>> START DATASET ENTRIES
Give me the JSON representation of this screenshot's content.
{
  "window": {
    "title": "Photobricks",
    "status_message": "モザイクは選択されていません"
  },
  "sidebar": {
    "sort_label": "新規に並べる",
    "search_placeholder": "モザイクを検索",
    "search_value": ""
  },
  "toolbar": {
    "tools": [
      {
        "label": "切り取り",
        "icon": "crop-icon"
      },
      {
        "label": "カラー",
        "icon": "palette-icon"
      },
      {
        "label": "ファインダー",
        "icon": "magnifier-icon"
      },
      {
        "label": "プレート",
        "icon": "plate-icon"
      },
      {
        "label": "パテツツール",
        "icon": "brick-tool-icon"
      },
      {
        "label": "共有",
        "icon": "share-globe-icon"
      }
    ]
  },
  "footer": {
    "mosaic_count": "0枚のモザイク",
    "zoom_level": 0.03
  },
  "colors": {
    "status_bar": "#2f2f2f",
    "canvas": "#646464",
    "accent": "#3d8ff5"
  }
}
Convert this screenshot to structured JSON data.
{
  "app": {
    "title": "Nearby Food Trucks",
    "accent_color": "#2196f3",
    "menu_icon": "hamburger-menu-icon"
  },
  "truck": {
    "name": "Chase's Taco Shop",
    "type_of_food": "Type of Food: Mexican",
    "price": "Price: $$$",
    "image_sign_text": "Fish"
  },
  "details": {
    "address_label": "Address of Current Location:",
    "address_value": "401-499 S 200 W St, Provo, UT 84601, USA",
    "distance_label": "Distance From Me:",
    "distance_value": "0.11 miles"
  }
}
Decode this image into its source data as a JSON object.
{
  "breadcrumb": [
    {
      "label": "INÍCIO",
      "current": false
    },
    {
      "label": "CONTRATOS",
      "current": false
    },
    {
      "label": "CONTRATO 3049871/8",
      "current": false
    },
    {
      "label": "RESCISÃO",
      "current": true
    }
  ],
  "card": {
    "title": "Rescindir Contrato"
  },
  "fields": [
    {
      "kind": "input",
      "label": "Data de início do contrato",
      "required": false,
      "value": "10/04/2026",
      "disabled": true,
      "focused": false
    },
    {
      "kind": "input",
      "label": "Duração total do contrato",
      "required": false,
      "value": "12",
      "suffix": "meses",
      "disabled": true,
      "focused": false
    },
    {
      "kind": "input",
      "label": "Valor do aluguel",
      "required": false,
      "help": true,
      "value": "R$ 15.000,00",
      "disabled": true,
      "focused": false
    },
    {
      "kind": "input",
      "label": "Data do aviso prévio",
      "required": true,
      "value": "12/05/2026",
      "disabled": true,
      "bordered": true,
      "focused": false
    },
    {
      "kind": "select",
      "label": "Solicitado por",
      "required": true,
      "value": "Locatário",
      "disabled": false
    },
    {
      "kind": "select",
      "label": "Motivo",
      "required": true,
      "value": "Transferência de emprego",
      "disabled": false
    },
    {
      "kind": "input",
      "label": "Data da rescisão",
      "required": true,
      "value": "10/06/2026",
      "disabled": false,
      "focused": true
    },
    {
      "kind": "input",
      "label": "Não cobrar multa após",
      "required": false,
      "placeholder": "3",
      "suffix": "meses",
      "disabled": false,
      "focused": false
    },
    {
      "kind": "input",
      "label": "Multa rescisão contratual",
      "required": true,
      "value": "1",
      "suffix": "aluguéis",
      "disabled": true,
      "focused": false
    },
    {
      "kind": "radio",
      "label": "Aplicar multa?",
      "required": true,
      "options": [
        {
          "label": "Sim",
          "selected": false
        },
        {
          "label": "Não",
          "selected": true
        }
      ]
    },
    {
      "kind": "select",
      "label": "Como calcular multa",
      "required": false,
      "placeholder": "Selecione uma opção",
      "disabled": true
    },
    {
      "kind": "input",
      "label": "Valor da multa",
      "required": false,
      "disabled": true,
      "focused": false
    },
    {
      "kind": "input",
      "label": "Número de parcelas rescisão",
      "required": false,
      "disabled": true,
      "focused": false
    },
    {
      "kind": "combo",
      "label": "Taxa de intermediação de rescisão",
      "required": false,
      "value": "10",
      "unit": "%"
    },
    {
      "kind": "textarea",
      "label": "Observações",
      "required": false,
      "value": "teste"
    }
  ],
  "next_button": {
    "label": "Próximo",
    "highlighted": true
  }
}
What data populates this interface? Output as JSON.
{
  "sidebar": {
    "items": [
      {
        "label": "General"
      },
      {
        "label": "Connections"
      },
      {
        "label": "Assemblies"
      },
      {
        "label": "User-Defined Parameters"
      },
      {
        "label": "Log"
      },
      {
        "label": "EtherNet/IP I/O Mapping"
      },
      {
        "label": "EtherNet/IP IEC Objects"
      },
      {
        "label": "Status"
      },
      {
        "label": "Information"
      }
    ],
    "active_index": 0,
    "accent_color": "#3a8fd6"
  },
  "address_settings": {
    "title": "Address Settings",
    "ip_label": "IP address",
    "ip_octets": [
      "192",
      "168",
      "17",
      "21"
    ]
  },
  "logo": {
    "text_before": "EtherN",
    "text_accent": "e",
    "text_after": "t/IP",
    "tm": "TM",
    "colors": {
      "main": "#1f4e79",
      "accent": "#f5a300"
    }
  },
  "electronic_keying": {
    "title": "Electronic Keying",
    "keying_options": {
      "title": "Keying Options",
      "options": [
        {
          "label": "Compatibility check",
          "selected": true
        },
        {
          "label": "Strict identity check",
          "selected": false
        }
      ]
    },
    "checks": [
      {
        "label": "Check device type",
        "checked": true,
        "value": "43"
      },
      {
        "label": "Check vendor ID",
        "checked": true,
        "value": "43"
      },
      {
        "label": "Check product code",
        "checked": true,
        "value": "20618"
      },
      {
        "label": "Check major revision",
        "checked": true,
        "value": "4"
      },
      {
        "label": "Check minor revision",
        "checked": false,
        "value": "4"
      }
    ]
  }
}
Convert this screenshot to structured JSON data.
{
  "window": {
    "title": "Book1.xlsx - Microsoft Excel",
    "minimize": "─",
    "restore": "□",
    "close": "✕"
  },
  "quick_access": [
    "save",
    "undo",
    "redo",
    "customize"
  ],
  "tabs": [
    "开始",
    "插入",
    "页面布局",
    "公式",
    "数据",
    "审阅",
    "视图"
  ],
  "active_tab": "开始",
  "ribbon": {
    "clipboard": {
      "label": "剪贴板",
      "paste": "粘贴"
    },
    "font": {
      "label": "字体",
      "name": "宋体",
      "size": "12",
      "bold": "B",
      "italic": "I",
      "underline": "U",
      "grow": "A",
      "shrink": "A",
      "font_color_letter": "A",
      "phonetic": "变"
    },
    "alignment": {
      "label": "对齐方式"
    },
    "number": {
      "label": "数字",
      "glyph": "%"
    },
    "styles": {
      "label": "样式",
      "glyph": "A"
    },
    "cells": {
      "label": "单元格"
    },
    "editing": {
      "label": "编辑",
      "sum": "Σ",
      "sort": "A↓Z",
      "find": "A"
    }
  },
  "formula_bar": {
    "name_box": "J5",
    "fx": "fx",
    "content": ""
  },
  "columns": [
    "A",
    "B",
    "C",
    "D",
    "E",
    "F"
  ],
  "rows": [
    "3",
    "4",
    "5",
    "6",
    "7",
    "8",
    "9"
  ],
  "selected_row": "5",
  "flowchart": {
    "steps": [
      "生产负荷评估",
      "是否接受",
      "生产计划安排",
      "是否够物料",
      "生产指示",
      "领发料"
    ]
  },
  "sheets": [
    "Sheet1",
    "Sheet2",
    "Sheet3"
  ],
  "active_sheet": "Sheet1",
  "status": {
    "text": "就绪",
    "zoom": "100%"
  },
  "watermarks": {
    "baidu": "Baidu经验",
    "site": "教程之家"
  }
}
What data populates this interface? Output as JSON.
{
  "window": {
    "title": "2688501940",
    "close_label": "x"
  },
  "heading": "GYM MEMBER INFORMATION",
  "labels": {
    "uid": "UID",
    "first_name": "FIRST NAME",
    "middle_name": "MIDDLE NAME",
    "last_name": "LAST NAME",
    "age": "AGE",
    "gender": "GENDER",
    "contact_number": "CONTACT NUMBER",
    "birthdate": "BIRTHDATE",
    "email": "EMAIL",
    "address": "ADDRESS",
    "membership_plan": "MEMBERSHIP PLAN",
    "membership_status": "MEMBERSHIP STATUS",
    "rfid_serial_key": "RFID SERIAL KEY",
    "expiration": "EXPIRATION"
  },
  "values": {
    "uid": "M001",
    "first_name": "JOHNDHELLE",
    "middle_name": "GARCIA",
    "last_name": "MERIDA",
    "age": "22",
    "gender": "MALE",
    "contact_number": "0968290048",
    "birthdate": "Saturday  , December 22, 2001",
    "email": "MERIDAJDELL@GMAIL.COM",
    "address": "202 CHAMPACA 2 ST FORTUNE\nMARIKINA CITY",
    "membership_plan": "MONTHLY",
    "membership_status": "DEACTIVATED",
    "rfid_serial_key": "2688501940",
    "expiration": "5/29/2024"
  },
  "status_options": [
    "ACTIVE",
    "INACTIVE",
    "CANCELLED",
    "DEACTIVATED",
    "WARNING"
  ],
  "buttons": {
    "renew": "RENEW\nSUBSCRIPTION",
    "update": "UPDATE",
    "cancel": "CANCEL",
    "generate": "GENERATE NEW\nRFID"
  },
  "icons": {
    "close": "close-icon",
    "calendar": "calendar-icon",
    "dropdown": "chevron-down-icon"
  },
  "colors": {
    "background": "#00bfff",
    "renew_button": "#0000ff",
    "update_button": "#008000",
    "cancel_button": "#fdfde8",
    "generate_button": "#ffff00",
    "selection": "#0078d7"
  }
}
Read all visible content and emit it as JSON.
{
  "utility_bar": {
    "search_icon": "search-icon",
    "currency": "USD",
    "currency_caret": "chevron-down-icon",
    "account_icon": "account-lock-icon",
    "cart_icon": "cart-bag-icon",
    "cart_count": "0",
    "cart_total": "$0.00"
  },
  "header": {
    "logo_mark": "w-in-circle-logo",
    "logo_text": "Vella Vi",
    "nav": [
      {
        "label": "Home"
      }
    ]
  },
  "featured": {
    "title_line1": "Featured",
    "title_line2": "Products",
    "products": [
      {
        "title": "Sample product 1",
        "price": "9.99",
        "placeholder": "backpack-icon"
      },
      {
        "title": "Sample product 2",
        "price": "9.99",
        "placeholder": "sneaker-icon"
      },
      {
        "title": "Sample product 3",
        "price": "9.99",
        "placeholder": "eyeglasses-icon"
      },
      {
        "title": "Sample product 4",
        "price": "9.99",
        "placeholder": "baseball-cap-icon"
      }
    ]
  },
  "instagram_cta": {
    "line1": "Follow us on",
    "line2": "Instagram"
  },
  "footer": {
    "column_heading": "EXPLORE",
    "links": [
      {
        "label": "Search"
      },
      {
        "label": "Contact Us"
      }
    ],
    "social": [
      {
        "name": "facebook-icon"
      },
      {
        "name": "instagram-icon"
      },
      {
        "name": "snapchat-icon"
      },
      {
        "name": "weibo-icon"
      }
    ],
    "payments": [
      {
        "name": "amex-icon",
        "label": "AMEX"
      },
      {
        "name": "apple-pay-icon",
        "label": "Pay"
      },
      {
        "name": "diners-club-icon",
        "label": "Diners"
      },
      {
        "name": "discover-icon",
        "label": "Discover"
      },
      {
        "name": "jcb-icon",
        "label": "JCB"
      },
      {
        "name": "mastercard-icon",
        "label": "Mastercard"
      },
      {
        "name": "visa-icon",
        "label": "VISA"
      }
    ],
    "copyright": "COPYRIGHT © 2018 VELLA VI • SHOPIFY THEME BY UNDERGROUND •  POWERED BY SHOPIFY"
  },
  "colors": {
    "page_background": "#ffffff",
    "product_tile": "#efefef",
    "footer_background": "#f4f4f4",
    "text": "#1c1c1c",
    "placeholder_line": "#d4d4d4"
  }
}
>> END DATASET ENTRIES
# REQUIRED TASK
Lines containing the word "expiration" must all be returned from the material above.

# WRITTEN SOLUTION
    "expiration": "EXPIRATION"
    "expiration": "5/29/2024"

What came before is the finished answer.